● Stated goal
Present the data once more in exactly its original form.
━━ Records shown
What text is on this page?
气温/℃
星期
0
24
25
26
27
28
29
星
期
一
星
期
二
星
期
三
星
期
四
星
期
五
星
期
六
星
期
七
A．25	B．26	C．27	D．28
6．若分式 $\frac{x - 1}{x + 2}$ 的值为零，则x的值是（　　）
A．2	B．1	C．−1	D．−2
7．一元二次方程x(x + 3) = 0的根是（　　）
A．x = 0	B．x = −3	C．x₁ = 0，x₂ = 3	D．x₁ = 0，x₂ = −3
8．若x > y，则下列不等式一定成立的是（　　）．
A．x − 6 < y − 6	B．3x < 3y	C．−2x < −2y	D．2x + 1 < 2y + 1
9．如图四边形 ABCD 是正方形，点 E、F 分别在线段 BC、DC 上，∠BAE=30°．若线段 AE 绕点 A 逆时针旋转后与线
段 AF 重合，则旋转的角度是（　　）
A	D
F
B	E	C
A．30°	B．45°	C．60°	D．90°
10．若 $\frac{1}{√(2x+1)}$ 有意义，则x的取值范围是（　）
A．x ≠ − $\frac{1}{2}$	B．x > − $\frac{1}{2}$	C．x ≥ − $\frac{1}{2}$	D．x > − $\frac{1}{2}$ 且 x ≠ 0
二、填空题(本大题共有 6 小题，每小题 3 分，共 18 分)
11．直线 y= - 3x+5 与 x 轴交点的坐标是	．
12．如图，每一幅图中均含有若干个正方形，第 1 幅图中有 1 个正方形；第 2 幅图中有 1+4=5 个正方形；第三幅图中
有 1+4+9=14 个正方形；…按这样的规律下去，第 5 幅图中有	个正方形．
━━━━
● Written answer
What text is on this page?
气温/℃
星期
0
24
25
26
27
28
29
星
期
一
星
期
二
星
期
三
星
期
四
星
期
五
星
期
六
星
期
七
A．25	B．26	C．27	D．28
6．若分式 $\frac{x - 1}{x + 2}$ 的值为零，则x的值是（　　）
A．2	B．1	C．−1	D．−2
7．一元二次方程x(x + 3) = 0的根是（　　）
A．x = 0	B．x = −3	C．x₁ = 0，x₂ = 3	D．x₁ = 0，x₂ = −3
8．若x > y，则下列不等式一定成立的是（　　）．
A．x − 6 < y − 6	B．3x < 3y	C．−2x < −2y	D．2x + 1 < 2y + 1
9．如图四边形 ABCD 是正方形，点 E、F 分别在线段 BC、DC 上，∠BAE=30°．若线段 AE 绕点 A 逆时针旋转后与线
段 AF 重合，则旋转的角度是（　　）
A	D
F
B	E	C
A．30°	B．45°	C．60°	D．90°
10．若 $\frac{1}{√(2x+1)}$ 有意义，则x的取值范围是（　）
A．x ≠ − $\frac{1}{2}$	B．x > − $\frac{1}{2}$	C．x ≥ − $\frac{1}{2}$	D．x > − $\frac{1}{2}$ 且 x ≠ 0
二、填空题(本大题共有 6 小题，每小题 3 分，共 18 分)
11．直线 y= - 3x+5 与 x 轴交点的坐标是	．
12．如图，每一幅图中均含有若干个正方形，第 1 幅图中有 1 个正方形；第 2 幅图中有 1+4=5 个正方形；第三幅图中
有 1+4+9=14 个正方形；…按这样的规律下去，第 5 幅图中有	个正方形．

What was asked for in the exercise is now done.